* START Stored data *

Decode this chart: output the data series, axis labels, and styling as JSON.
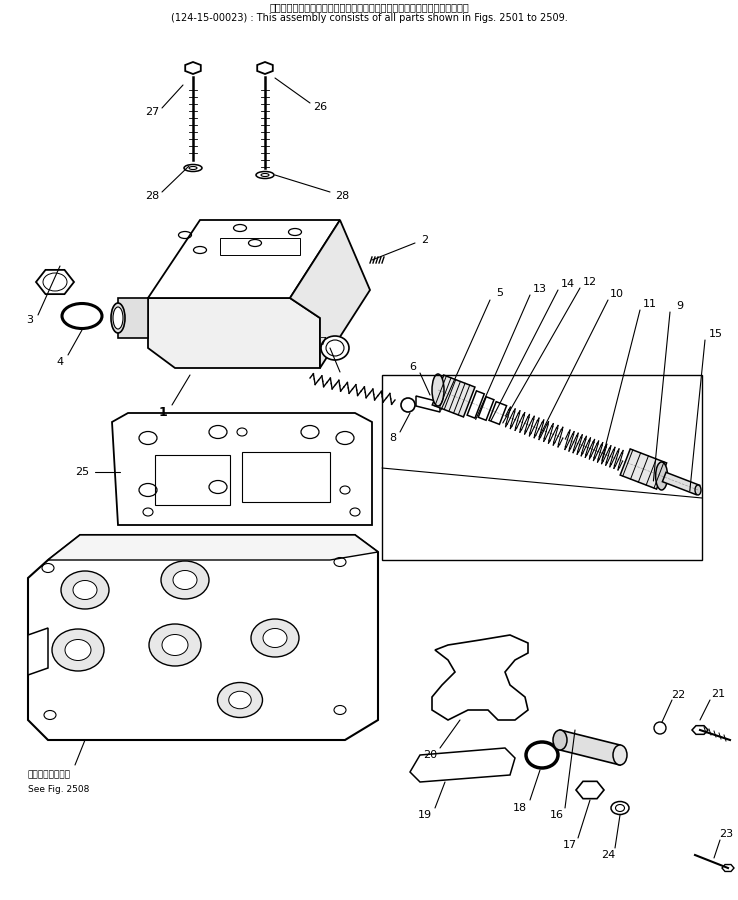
{
  "title_line1": "このアセンブリの構成部品は第２５０１図から第２５０９図まで含みます．",
  "title_line2": "(124-15-00023) : This assembly consists of all parts shown in Figs. 2501 to 2509.",
  "note_jp": "第２５０８図参照",
  "note_en": "See Fig. 2508",
  "bg_color": "#ffffff",
  "line_color": "#000000"
}
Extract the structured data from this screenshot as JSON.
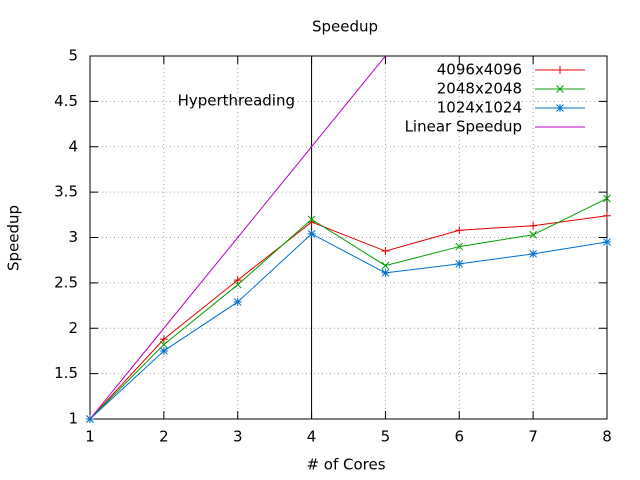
{
  "chart_data": {
    "type": "line",
    "title": "Speedup",
    "x_label": "# of Cores",
    "y_label": "Speedup",
    "x": [
      1,
      2,
      3,
      4,
      5,
      6,
      7,
      8
    ],
    "series": [
      {
        "name": "4096x4096",
        "color": "#e00000",
        "marker": "plus",
        "values": [
          1,
          1.88,
          2.53,
          3.17,
          2.85,
          3.08,
          3.13,
          3.24
        ]
      },
      {
        "name": "2048x2048",
        "color": "#00a000",
        "marker": "cross",
        "values": [
          1,
          1.82,
          2.48,
          3.2,
          2.69,
          2.9,
          3.03,
          3.43
        ]
      },
      {
        "name": "1024x1024",
        "color": "#0070d0",
        "marker": "star",
        "values": [
          1,
          1.75,
          2.29,
          3.04,
          2.61,
          2.71,
          2.82,
          2.95
        ]
      },
      {
        "name": "Linear Speedup",
        "color": "#c000c0",
        "marker": "none",
        "values": [
          1,
          2,
          3,
          4,
          5,
          null,
          null,
          null
        ]
      }
    ],
    "xlim": [
      1,
      8
    ],
    "xticks": [
      1,
      2,
      3,
      4,
      5,
      6,
      7,
      8
    ],
    "ylim": [
      1,
      5
    ],
    "yticks": [
      1,
      1.5,
      2,
      2.5,
      3,
      3.5,
      4,
      4.5,
      5
    ],
    "grid": true,
    "legend": "top-right",
    "vertical_line": {
      "x": 4,
      "label": "Hyperthreading"
    }
  }
}
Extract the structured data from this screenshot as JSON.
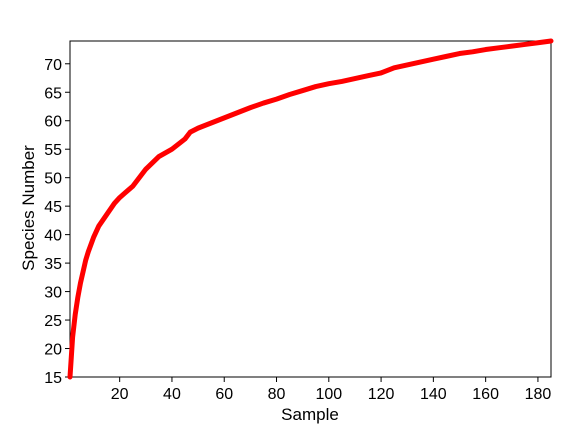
{
  "chart_data": {
    "type": "line",
    "title": "",
    "xlabel": "Sample",
    "ylabel": "Species Number",
    "xlim": [
      1,
      185
    ],
    "ylim": [
      15,
      74
    ],
    "x_ticks": [
      20,
      40,
      60,
      80,
      100,
      120,
      140,
      160,
      180
    ],
    "y_ticks": [
      15,
      20,
      25,
      30,
      35,
      40,
      45,
      50,
      55,
      60,
      65,
      70
    ],
    "grid": false,
    "legend": "none",
    "line_color": "#ff0000",
    "frame_color": "#000000",
    "series": [
      {
        "x": [
          1,
          1.5,
          2,
          3,
          4,
          5,
          6,
          7,
          8,
          10,
          12,
          15,
          18,
          20,
          22,
          25,
          30,
          35,
          40,
          45,
          47,
          50,
          55,
          60,
          65,
          70,
          75,
          80,
          85,
          90,
          95,
          100,
          105,
          110,
          115,
          120,
          125,
          130,
          135,
          140,
          145,
          150,
          155,
          160,
          165,
          170,
          175,
          180,
          185
        ],
        "y": [
          15,
          18.5,
          22,
          26,
          29,
          31.5,
          33.5,
          35.5,
          37,
          39.5,
          41.5,
          43.5,
          45.5,
          46.5,
          47.3,
          48.5,
          51.5,
          53.7,
          55,
          56.8,
          58,
          58.7,
          59.6,
          60.5,
          61.4,
          62.3,
          63.1,
          63.8,
          64.6,
          65.3,
          66,
          66.5,
          66.9,
          67.4,
          67.9,
          68.4,
          69.3,
          69.8,
          70.3,
          70.8,
          71.3,
          71.8,
          72.1,
          72.5,
          72.8,
          73.1,
          73.4,
          73.7,
          74
        ]
      }
    ]
  }
}
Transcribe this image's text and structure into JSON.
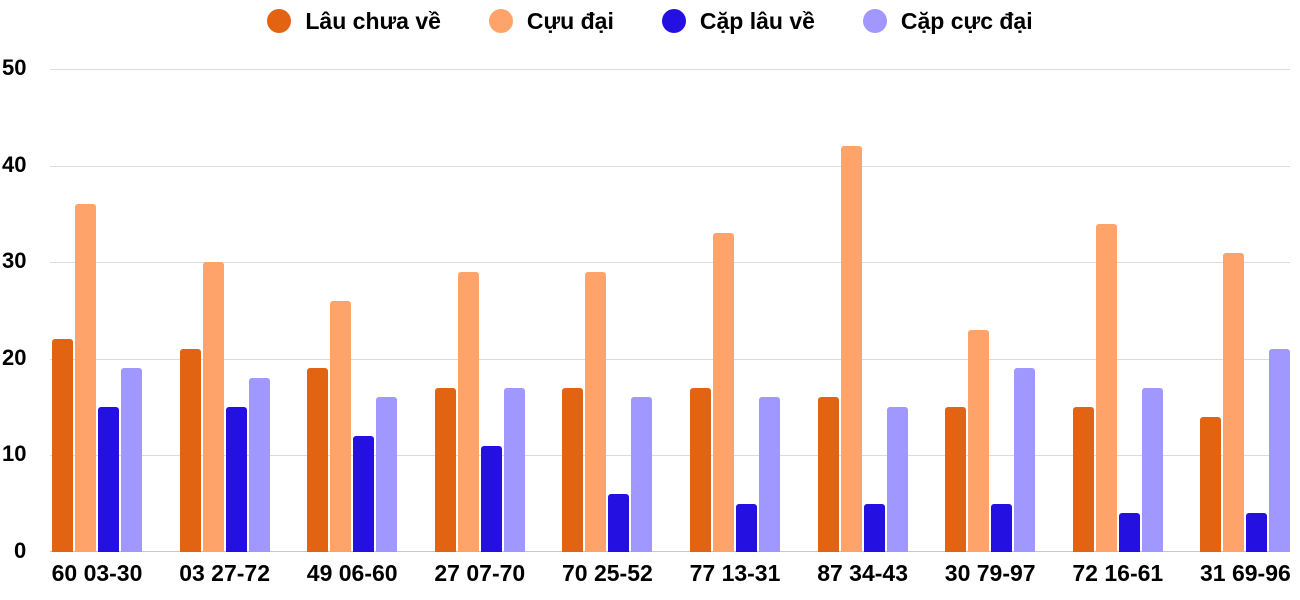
{
  "chart_data": {
    "type": "bar",
    "title": "",
    "xlabel": "",
    "ylabel": "",
    "ylim": [
      0,
      50
    ],
    "yticks": [
      0,
      10,
      20,
      30,
      40,
      50
    ],
    "grid": true,
    "legend_position": "top",
    "categories": [
      "60 03-30",
      "03 27-72",
      "49 06-60",
      "27 07-70",
      "70 25-52",
      "77 13-31",
      "87 34-43",
      "30 79-97",
      "72 16-61",
      "31 69-96"
    ],
    "series": [
      {
        "name": "Lâu chưa về",
        "color": "#e26413",
        "values": [
          22,
          21,
          19,
          17,
          17,
          17,
          16,
          15,
          15,
          14
        ]
      },
      {
        "name": "Cựu đại",
        "color": "#fea36a",
        "values": [
          36,
          30,
          26,
          29,
          29,
          33,
          42,
          23,
          34,
          31
        ]
      },
      {
        "name": "Cặp lâu về",
        "color": "#2510e2",
        "values": [
          15,
          15,
          12,
          11,
          6,
          5,
          5,
          5,
          4,
          4
        ]
      },
      {
        "name": "Cặp cực đại",
        "color": "#a098fe",
        "values": [
          19,
          18,
          16,
          17,
          16,
          16,
          15,
          19,
          17,
          21
        ]
      }
    ]
  }
}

* END Stored data *

- _Exercise task_: Within the data above, count the lines that contain the string "Speedup"; the reply is the number alone.

- _Output below_: 3